** START OF DATA IN THIS EXERCISE **
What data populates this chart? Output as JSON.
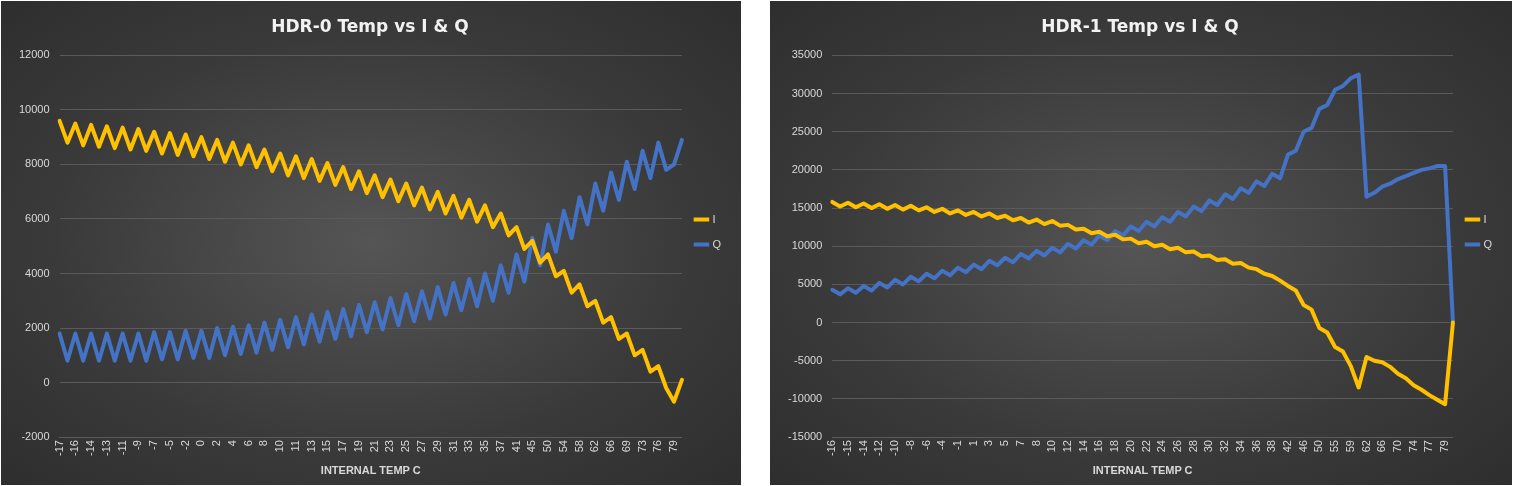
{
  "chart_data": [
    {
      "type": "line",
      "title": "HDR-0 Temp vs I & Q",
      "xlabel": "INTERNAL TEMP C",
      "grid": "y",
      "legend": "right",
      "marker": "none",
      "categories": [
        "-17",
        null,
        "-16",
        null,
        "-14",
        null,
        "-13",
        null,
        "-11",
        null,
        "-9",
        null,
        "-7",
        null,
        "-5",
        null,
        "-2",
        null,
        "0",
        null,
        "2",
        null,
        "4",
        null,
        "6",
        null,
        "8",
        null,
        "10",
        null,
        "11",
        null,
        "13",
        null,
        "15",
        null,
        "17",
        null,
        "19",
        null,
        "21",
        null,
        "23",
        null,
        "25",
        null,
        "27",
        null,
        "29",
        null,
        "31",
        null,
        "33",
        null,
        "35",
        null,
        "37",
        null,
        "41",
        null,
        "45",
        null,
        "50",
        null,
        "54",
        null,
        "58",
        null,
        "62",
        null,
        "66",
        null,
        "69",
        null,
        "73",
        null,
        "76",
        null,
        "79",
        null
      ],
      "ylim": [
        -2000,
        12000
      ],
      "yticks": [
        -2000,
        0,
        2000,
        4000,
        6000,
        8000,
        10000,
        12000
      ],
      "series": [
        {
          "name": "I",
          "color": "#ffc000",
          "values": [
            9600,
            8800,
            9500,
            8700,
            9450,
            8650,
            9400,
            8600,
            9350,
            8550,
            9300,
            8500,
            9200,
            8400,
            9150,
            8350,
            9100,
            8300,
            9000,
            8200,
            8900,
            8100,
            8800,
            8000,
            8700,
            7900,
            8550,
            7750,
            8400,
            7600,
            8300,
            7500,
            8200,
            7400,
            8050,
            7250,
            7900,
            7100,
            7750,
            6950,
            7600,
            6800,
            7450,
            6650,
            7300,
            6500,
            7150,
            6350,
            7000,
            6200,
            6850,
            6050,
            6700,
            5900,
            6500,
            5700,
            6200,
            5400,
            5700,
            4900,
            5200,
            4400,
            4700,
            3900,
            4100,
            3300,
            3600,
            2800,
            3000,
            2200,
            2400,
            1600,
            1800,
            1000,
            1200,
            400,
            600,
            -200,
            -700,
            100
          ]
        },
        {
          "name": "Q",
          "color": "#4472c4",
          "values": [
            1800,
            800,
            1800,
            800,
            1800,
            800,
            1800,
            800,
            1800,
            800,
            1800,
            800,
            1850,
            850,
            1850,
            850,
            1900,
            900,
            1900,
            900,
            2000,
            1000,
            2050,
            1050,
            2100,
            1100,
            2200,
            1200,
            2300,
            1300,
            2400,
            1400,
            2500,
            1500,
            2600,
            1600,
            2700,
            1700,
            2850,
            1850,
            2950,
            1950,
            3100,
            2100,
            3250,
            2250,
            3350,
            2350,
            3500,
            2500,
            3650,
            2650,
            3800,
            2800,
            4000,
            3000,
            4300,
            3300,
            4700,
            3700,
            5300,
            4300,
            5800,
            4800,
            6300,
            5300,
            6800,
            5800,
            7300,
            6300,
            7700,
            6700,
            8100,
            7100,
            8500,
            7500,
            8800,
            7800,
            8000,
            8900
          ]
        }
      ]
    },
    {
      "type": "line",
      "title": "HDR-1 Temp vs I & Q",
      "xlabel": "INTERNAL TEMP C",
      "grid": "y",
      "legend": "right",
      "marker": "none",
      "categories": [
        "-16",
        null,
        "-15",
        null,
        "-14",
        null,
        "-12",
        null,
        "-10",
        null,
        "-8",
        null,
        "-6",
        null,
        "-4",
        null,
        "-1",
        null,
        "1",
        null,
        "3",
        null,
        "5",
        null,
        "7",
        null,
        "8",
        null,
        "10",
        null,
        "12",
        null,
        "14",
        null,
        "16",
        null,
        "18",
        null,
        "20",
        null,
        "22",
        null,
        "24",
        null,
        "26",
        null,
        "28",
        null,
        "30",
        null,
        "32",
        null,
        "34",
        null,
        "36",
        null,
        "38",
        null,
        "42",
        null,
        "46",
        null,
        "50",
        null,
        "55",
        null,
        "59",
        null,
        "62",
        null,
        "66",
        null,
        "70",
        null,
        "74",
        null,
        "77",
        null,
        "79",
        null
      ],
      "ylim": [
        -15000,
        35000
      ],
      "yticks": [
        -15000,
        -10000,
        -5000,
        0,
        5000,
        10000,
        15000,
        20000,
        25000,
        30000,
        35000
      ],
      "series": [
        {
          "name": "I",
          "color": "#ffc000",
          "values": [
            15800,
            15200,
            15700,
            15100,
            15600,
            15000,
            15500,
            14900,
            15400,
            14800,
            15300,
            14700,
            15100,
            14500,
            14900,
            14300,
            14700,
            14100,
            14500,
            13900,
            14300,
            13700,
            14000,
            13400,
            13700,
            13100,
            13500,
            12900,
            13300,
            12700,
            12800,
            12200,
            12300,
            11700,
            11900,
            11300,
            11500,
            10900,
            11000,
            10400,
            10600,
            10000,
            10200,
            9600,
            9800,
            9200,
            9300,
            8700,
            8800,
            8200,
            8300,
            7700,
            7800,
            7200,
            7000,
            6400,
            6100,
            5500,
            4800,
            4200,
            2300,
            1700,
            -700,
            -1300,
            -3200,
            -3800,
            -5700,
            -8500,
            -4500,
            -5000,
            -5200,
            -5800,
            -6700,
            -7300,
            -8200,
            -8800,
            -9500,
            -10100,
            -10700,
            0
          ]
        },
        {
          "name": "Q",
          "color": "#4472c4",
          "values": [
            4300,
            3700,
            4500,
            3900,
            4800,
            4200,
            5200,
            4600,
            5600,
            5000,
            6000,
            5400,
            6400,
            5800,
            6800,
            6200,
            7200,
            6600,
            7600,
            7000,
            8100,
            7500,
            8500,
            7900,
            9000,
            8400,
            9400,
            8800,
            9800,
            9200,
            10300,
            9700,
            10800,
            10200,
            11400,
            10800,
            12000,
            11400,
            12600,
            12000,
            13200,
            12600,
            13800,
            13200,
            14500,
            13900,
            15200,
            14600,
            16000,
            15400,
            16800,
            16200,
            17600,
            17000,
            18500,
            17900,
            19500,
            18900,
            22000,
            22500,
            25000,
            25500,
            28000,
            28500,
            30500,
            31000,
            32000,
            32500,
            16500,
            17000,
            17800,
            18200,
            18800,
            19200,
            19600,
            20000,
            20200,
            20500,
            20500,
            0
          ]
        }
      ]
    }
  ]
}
** END OF DATA IN THIS EXERCISE **
WORK TO BE COMPLETED: Will you set down the records word for word while leaving out every picture?

RESPONSE TO THE TASK:
What data populates this chart? Output as JSON.
{
  "chart_data": [
    {
      "type": "line",
      "title": "HDR-0 Temp vs I & Q",
      "xlabel": "INTERNAL TEMP C",
      "grid": "y",
      "legend": "right",
      "marker": "none",
      "categories": [
        "-17",
        null,
        "-16",
        null,
        "-14",
        null,
        "-13",
        null,
        "-11",
        null,
        "-9",
        null,
        "-7",
        null,
        "-5",
        null,
        "-2",
        null,
        "0",
        null,
        "2",
        null,
        "4",
        null,
        "6",
        null,
        "8",
        null,
        "10",
        null,
        "11",
        null,
        "13",
        null,
        "15",
        null,
        "17",
        null,
        "19",
        null,
        "21",
        null,
        "23",
        null,
        "25",
        null,
        "27",
        null,
        "29",
        null,
        "31",
        null,
        "33",
        null,
        "35",
        null,
        "37",
        null,
        "41",
        null,
        "45",
        null,
        "50",
        null,
        "54",
        null,
        "58",
        null,
        "62",
        null,
        "66",
        null,
        "69",
        null,
        "73",
        null,
        "76",
        null,
        "79",
        null
      ],
      "ylim": [
        -2000,
        12000
      ],
      "yticks": [
        -2000,
        0,
        2000,
        4000,
        6000,
        8000,
        10000,
        12000
      ],
      "series": [
        {
          "name": "I",
          "color": "#ffc000",
          "values": [
            9600,
            8800,
            9500,
            8700,
            9450,
            8650,
            9400,
            8600,
            9350,
            8550,
            9300,
            8500,
            9200,
            8400,
            9150,
            8350,
            9100,
            8300,
            9000,
            8200,
            8900,
            8100,
            8800,
            8000,
            8700,
            7900,
            8550,
            7750,
            8400,
            7600,
            8300,
            7500,
            8200,
            7400,
            8050,
            7250,
            7900,
            7100,
            7750,
            6950,
            7600,
            6800,
            7450,
            6650,
            7300,
            6500,
            7150,
            6350,
            7000,
            6200,
            6850,
            6050,
            6700,
            5900,
            6500,
            5700,
            6200,
            5400,
            5700,
            4900,
            5200,
            4400,
            4700,
            3900,
            4100,
            3300,
            3600,
            2800,
            3000,
            2200,
            2400,
            1600,
            1800,
            1000,
            1200,
            400,
            600,
            -200,
            -700,
            100
          ]
        },
        {
          "name": "Q",
          "color": "#4472c4",
          "values": [
            1800,
            800,
            1800,
            800,
            1800,
            800,
            1800,
            800,
            1800,
            800,
            1800,
            800,
            1850,
            850,
            1850,
            850,
            1900,
            900,
            1900,
            900,
            2000,
            1000,
            2050,
            1050,
            2100,
            1100,
            2200,
            1200,
            2300,
            1300,
            2400,
            1400,
            2500,
            1500,
            2600,
            1600,
            2700,
            1700,
            2850,
            1850,
            2950,
            1950,
            3100,
            2100,
            3250,
            2250,
            3350,
            2350,
            3500,
            2500,
            3650,
            2650,
            3800,
            2800,
            4000,
            3000,
            4300,
            3300,
            4700,
            3700,
            5300,
            4300,
            5800,
            4800,
            6300,
            5300,
            6800,
            5800,
            7300,
            6300,
            7700,
            6700,
            8100,
            7100,
            8500,
            7500,
            8800,
            7800,
            8000,
            8900
          ]
        }
      ]
    },
    {
      "type": "line",
      "title": "HDR-1 Temp vs I & Q",
      "xlabel": "INTERNAL TEMP C",
      "grid": "y",
      "legend": "right",
      "marker": "none",
      "categories": [
        "-16",
        null,
        "-15",
        null,
        "-14",
        null,
        "-12",
        null,
        "-10",
        null,
        "-8",
        null,
        "-6",
        null,
        "-4",
        null,
        "-1",
        null,
        "1",
        null,
        "3",
        null,
        "5",
        null,
        "7",
        null,
        "8",
        null,
        "10",
        null,
        "12",
        null,
        "14",
        null,
        "16",
        null,
        "18",
        null,
        "20",
        null,
        "22",
        null,
        "24",
        null,
        "26",
        null,
        "28",
        null,
        "30",
        null,
        "32",
        null,
        "34",
        null,
        "36",
        null,
        "38",
        null,
        "42",
        null,
        "46",
        null,
        "50",
        null,
        "55",
        null,
        "59",
        null,
        "62",
        null,
        "66",
        null,
        "70",
        null,
        "74",
        null,
        "77",
        null,
        "79",
        null
      ],
      "ylim": [
        -15000,
        35000
      ],
      "yticks": [
        -15000,
        -10000,
        -5000,
        0,
        5000,
        10000,
        15000,
        20000,
        25000,
        30000,
        35000
      ],
      "series": [
        {
          "name": "I",
          "color": "#ffc000",
          "values": [
            15800,
            15200,
            15700,
            15100,
            15600,
            15000,
            15500,
            14900,
            15400,
            14800,
            15300,
            14700,
            15100,
            14500,
            14900,
            14300,
            14700,
            14100,
            14500,
            13900,
            14300,
            13700,
            14000,
            13400,
            13700,
            13100,
            13500,
            12900,
            13300,
            12700,
            12800,
            12200,
            12300,
            11700,
            11900,
            11300,
            11500,
            10900,
            11000,
            10400,
            10600,
            10000,
            10200,
            9600,
            9800,
            9200,
            9300,
            8700,
            8800,
            8200,
            8300,
            7700,
            7800,
            7200,
            7000,
            6400,
            6100,
            5500,
            4800,
            4200,
            2300,
            1700,
            -700,
            -1300,
            -3200,
            -3800,
            -5700,
            -8500,
            -4500,
            -5000,
            -5200,
            -5800,
            -6700,
            -7300,
            -8200,
            -8800,
            -9500,
            -10100,
            -10700,
            0
          ]
        },
        {
          "name": "Q",
          "color": "#4472c4",
          "values": [
            4300,
            3700,
            4500,
            3900,
            4800,
            4200,
            5200,
            4600,
            5600,
            5000,
            6000,
            5400,
            6400,
            5800,
            6800,
            6200,
            7200,
            6600,
            7600,
            7000,
            8100,
            7500,
            8500,
            7900,
            9000,
            8400,
            9400,
            8800,
            9800,
            9200,
            10300,
            9700,
            10800,
            10200,
            11400,
            10800,
            12000,
            11400,
            12600,
            12000,
            13200,
            12600,
            13800,
            13200,
            14500,
            13900,
            15200,
            14600,
            16000,
            15400,
            16800,
            16200,
            17600,
            17000,
            18500,
            17900,
            19500,
            18900,
            22000,
            22500,
            25000,
            25500,
            28000,
            28500,
            30500,
            31000,
            32000,
            32500,
            16500,
            17000,
            17800,
            18200,
            18800,
            19200,
            19600,
            20000,
            20200,
            20500,
            20500,
            0
          ]
        }
      ]
    }
  ]
}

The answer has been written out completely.